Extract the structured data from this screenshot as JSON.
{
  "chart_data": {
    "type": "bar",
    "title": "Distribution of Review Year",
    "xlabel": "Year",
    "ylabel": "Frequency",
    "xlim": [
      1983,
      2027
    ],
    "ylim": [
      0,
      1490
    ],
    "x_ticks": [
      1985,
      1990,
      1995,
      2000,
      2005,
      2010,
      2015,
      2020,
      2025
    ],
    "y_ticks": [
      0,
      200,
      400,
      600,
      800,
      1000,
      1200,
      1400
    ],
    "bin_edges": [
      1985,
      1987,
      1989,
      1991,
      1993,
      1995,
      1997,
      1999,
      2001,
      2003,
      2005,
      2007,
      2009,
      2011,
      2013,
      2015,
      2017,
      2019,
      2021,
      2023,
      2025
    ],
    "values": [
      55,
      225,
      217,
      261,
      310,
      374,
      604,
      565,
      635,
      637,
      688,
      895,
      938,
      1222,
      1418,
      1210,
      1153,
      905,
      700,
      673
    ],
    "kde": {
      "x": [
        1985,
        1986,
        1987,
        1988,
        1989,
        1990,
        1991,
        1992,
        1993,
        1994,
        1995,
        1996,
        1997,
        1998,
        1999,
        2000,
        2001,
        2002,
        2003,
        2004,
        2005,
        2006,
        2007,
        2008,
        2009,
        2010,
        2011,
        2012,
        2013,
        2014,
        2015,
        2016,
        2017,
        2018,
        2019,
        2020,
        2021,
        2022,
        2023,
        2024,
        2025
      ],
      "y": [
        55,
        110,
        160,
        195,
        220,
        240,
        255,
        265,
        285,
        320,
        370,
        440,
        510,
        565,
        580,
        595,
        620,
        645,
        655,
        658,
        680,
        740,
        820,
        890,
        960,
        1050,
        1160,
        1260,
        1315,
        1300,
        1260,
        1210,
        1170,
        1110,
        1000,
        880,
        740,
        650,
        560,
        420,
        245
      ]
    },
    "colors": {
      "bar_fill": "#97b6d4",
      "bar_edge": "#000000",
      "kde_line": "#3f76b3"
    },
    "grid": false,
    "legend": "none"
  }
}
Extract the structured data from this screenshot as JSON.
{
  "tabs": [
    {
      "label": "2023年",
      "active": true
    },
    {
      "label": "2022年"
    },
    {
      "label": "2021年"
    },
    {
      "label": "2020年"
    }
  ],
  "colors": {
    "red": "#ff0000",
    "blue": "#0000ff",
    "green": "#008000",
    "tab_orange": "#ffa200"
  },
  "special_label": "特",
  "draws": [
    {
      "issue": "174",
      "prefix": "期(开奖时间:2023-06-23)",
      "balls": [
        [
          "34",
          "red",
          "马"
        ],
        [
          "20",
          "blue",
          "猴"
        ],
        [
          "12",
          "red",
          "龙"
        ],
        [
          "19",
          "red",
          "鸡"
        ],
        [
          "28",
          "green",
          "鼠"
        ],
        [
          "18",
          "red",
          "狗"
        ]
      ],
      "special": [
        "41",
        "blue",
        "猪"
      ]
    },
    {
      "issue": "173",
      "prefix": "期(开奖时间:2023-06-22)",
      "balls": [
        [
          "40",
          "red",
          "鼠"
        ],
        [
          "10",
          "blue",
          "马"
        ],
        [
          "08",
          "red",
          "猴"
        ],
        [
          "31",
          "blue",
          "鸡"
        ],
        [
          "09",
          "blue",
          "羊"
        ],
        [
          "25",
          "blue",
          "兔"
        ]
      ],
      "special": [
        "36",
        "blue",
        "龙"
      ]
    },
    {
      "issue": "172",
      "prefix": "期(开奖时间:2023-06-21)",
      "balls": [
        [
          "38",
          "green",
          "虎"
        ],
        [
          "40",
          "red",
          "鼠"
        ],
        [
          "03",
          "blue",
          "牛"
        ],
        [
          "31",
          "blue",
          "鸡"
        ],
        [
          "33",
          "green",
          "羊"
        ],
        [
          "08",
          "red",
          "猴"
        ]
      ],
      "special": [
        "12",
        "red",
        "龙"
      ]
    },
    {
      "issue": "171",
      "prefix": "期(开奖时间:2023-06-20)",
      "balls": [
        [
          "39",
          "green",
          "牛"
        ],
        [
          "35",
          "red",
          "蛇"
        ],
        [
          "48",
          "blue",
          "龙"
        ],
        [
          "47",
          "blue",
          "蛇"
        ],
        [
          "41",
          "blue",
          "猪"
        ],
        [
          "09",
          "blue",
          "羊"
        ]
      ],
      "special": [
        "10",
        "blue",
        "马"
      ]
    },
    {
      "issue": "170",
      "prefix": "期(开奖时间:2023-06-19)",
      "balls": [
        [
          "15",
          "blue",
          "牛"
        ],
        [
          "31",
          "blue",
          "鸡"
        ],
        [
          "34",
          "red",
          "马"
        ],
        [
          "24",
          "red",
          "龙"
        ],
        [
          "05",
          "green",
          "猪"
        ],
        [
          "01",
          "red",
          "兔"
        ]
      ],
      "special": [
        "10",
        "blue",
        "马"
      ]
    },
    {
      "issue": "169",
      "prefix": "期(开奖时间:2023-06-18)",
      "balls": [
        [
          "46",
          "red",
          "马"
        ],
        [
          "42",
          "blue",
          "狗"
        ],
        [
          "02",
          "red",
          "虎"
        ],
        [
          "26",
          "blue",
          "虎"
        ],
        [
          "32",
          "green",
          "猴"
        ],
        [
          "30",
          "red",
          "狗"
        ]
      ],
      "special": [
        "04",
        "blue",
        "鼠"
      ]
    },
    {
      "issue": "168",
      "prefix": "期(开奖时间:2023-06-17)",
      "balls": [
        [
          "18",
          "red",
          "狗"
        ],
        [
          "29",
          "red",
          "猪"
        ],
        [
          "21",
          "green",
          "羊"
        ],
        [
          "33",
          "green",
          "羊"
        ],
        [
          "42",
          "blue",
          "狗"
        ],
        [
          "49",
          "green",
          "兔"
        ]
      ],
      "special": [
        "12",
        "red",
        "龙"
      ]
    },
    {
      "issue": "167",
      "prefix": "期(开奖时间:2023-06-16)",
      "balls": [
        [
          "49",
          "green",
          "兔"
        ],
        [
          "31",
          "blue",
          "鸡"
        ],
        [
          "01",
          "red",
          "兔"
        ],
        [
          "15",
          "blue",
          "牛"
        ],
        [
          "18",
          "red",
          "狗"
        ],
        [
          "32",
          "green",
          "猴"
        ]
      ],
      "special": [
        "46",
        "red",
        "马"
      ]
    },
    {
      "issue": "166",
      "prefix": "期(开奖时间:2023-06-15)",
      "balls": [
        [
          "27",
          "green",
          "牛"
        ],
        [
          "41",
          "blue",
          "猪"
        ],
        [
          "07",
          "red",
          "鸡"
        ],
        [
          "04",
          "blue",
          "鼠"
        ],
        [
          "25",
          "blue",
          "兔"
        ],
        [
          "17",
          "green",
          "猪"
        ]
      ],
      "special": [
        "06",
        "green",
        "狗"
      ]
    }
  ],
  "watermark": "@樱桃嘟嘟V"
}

*-*-*

» **Short exercise**
Would you write down every record again, exactly?

» **Answer**
Extract the structured data from this screenshot as JSON.
{
  "chart_data": {
    "type": "bar",
    "title": "Distribution of Review Year",
    "xlabel": "Year",
    "ylabel": "Frequency",
    "xlim": [
      1983,
      2027
    ],
    "ylim": [
      0,
      1490
    ],
    "x_ticks": [
      1985,
      1990,
      1995,
      2000,
      2005,
      2010,
      2015,
      2020,
      2025
    ],
    "y_ticks": [
      0,
      200,
      400,
      600,
      800,
      1000,
      1200,
      1400
    ],
    "bin_edges": [
      1985,
      1987,
      1989,
      1991,
      1993,
      1995,
      1997,
      1999,
      2001,
      2003,
      2005,
      2007,
      2009,
      2011,
      2013,
      2015,
      2017,
      2019,
      2021,
      2023,
      2025
    ],
    "values": [
      55,
      225,
      217,
      261,
      310,
      374,
      604,
      565,
      635,
      637,
      688,
      895,
      938,
      1222,
      1418,
      1210,
      1153,
      905,
      700,
      673
    ],
    "kde": {
      "x": [
        1985,
        1986,
        1987,
        1988,
        1989,
        1990,
        1991,
        1992,
        1993,
        1994,
        1995,
        1996,
        1997,
        1998,
        1999,
        2000,
        2001,
        2002,
        2003,
        2004,
        2005,
        2006,
        2007,
        2008,
        2009,
        2010,
        2011,
        2012,
        2013,
        2014,
        2015,
        2016,
        2017,
        2018,
        2019,
        2020,
        2021,
        2022,
        2023,
        2024,
        2025
      ],
      "y": [
        55,
        110,
        160,
        195,
        220,
        240,
        255,
        265,
        285,
        320,
        370,
        440,
        510,
        565,
        580,
        595,
        620,
        645,
        655,
        658,
        680,
        740,
        820,
        890,
        960,
        1050,
        1160,
        1260,
        1315,
        1300,
        1260,
        1210,
        1170,
        1110,
        1000,
        880,
        740,
        650,
        560,
        420,
        245
      ]
    },
    "colors": {
      "bar_fill": "#97b6d4",
      "bar_edge": "#000000",
      "kde_line": "#3f76b3"
    },
    "grid": false,
    "legend": "none"
  }
}
Extract the structured data from this screenshot as JSON.
{
  "tabs": [
    {
      "label": "2023年",
      "active": true
    },
    {
      "label": "2022年"
    },
    {
      "label": "2021年"
    },
    {
      "label": "2020年"
    }
  ],
  "colors": {
    "red": "#ff0000",
    "blue": "#0000ff",
    "green": "#008000",
    "tab_orange": "#ffa200"
  },
  "special_label": "特",
  "draws": [
    {
      "issue": "174",
      "prefix": "期(开奖时间:2023-06-23)",
      "balls": [
        [
          "34",
          "red",
          "马"
        ],
        [
          "20",
          "blue",
          "猴"
        ],
        [
          "12",
          "red",
          "龙"
        ],
        [
          "19",
          "red",
          "鸡"
        ],
        [
          "28",
          "green",
          "鼠"
        ],
        [
          "18",
          "red",
          "狗"
        ]
      ],
      "special": [
        "41",
        "blue",
        "猪"
      ]
    },
    {
      "issue": "173",
      "prefix": "期(开奖时间:2023-06-22)",
      "balls": [
        [
          "40",
          "red",
          "鼠"
        ],
        [
          "10",
          "blue",
          "马"
        ],
        [
          "08",
          "red",
          "猴"
        ],
        [
          "31",
          "blue",
          "鸡"
        ],
        [
          "09",
          "blue",
          "羊"
        ],
        [
          "25",
          "blue",
          "兔"
        ]
      ],
      "special": [
        "36",
        "blue",
        "龙"
      ]
    },
    {
      "issue": "172",
      "prefix": "期(开奖时间:2023-06-21)",
      "balls": [
        [
          "38",
          "green",
          "虎"
        ],
        [
          "40",
          "red",
          "鼠"
        ],
        [
          "03",
          "blue",
          "牛"
        ],
        [
          "31",
          "blue",
          "鸡"
        ],
        [
          "33",
          "green",
          "羊"
        ],
        [
          "08",
          "red",
          "猴"
        ]
      ],
      "special": [
        "12",
        "red",
        "龙"
      ]
    },
    {
      "issue": "171",
      "prefix": "期(开奖时间:2023-06-20)",
      "balls": [
        [
          "39",
          "green",
          "牛"
        ],
        [
          "35",
          "red",
          "蛇"
        ],
        [
          "48",
          "blue",
          "龙"
        ],
        [
          "47",
          "blue",
          "蛇"
        ],
        [
          "41",
          "blue",
          "猪"
        ],
        [
          "09",
          "blue",
          "羊"
        ]
      ],
      "special": [
        "10",
        "blue",
        "马"
      ]
    },
    {
      "issue": "170",
      "prefix": "期(开奖时间:2023-06-19)",
      "balls": [
        [
          "15",
          "blue",
          "牛"
        ],
        [
          "31",
          "blue",
          "鸡"
        ],
        [
          "34",
          "red",
          "马"
        ],
        [
          "24",
          "red",
          "龙"
        ],
        [
          "05",
          "green",
          "猪"
        ],
        [
          "01",
          "red",
          "兔"
        ]
      ],
      "special": [
        "10",
        "blue",
        "马"
      ]
    },
    {
      "issue": "169",
      "prefix": "期(开奖时间:2023-06-18)",
      "balls": [
        [
          "46",
          "red",
          "马"
        ],
        [
          "42",
          "blue",
          "狗"
        ],
        [
          "02",
          "red",
          "虎"
        ],
        [
          "26",
          "blue",
          "虎"
        ],
        [
          "32",
          "green",
          "猴"
        ],
        [
          "30",
          "red",
          "狗"
        ]
      ],
      "special": [
        "04",
        "blue",
        "鼠"
      ]
    },
    {
      "issue": "168",
      "prefix": "期(开奖时间:2023-06-17)",
      "balls": [
        [
          "18",
          "red",
          "狗"
        ],
        [
          "29",
          "red",
          "猪"
        ],
        [
          "21",
          "green",
          "羊"
        ],
        [
          "33",
          "green",
          "羊"
        ],
        [
          "42",
          "blue",
          "狗"
        ],
        [
          "49",
          "green",
          "兔"
        ]
      ],
      "special": [
        "12",
        "red",
        "龙"
      ]
    },
    {
      "issue": "167",
      "prefix": "期(开奖时间:2023-06-16)",
      "balls": [
        [
          "49",
          "green",
          "兔"
        ],
        [
          "31",
          "blue",
          "鸡"
        ],
        [
          "01",
          "red",
          "兔"
        ],
        [
          "15",
          "blue",
          "牛"
        ],
        [
          "18",
          "red",
          "狗"
        ],
        [
          "32",
          "green",
          "猴"
        ]
      ],
      "special": [
        "46",
        "red",
        "马"
      ]
    },
    {
      "issue": "166",
      "prefix": "期(开奖时间:2023-06-15)",
      "balls": [
        [
          "27",
          "green",
          "牛"
        ],
        [
          "41",
          "blue",
          "猪"
        ],
        [
          "07",
          "red",
          "鸡"
        ],
        [
          "04",
          "blue",
          "鼠"
        ],
        [
          "25",
          "blue",
          "兔"
        ],
        [
          "17",
          "green",
          "猪"
        ]
      ],
      "special": [
        "06",
        "green",
        "狗"
      ]
    }
  ],
  "watermark": "@樱桃嘟嘟V"
}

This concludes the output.